SOURCE →
- - - -
Bound Together: How Traders, Preachers, Adventurers, and Warriors Shaped Globalization

Nayan Chanda
New Haven: Yale University Press
2007
ISBN:978-0-3001-1201-6
A Review by Paul Freedman

Homer’s “Odyssey” begins with an invocation of the Muse to tell of “the man of many devices who wandered full many ways.” In his wanderings, both literally and in the imagination, Nayan Chanda has been an unusually perceptive observer of globalization. He has had personal contact with the political, economic and human implications of global shifts, as a witness to the inglorious end of the American presence in Vietnam, as editor of the unusually perceptive and much missed “Far Eastern Economic Review” and also of the “Asian Wall Street Journal Weekly,” and these last six years as a wise presence at Yale.

There are plenty of books out there about globalization, but “Bound Together” is unusual in that it integrates the author’s experiences with the impersonal trends under discussion. An even rarer quality is that the book avoids the breathless and reductionist enthusiasm of so much of the literature on globalization, a subject that, like the coming digital age, attracts a lot of dubious futurology.

Chanda is at home in the far-flung locales that are at the cutting edge of the global network, notably China and India, but he is also a keen student of everyday phenomena in the US. The opinions of his New Haven electrician about globalization and the Brazilian rainforest, for example, introduce the text and so reveal to the reader what unifies a series of fascinating particular observations: the role of ordinary people in tying the world together, and how the consequences of this integration are felt and perceived by ordinary people. Behind the heroic figures of explorers and entrepreneurs, there are immigrants, missionaries and even those who have stayed home to participate nonetheless in transforming the way humanity lives.
- - - -
DIRECTIVE A → From the review, reproduce the passage from "Chanda is at" up to and including "way humanity lives.".
DIRECTIVE B → In one to three sentences, explain why the review considers "Bound Together" unusual among books about globalization.

MATERIAL PROVIDED →
- - - -
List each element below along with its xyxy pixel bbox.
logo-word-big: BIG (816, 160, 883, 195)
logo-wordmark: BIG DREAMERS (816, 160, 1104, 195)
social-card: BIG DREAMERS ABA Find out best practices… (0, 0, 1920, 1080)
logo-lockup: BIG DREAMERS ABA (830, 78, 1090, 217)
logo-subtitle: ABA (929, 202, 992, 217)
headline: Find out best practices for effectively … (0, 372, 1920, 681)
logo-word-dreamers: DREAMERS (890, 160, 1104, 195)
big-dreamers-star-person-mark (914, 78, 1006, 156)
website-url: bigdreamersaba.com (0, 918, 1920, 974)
- - - -
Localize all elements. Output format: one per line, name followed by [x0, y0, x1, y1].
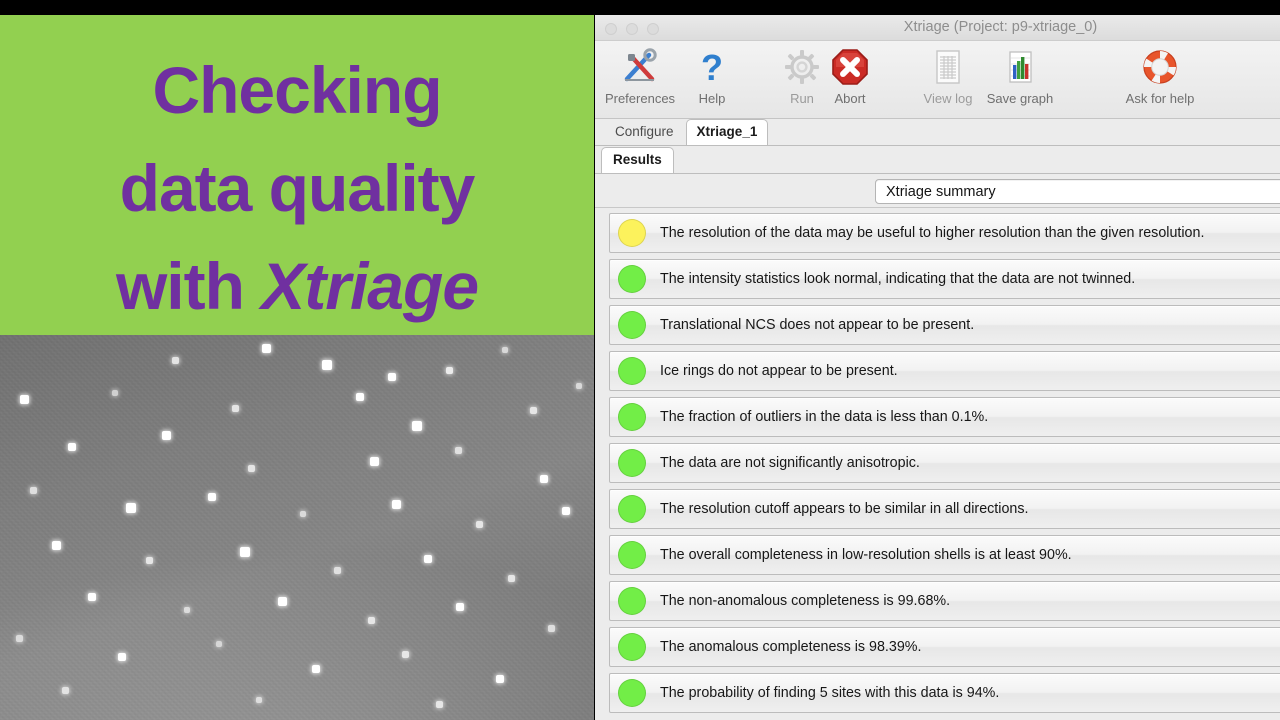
- - - -
WRITTEN SOLUTION A →
Chanda is at home in the far-flung locales that are at the cutting edge of the global network, notably China and India, but he is also a keen student of everyday phenomena in the US. The opinions of his New Haven electrician about globalization and the Brazilian rainforest, for example, introduce the text and so reveal to the reader what unifies a series of fascinating particular observations: the role of ordinary people in tying the world together, and how the consequences of this integration are felt and perceived by ordinary people. Behind the heroic figures of explorers and entrepreneurs, there are immigrants, missionaries and even those who have stayed home to participate nonetheless in transforming the way humanity lives.

WRITTEN SOLUTION B → It weaves the author's own experiences into its discussion of impersonal global trends. Even more rarely, it avoids the breathless, reductionist enthusiasm and dubious futurology common in writing on globalization.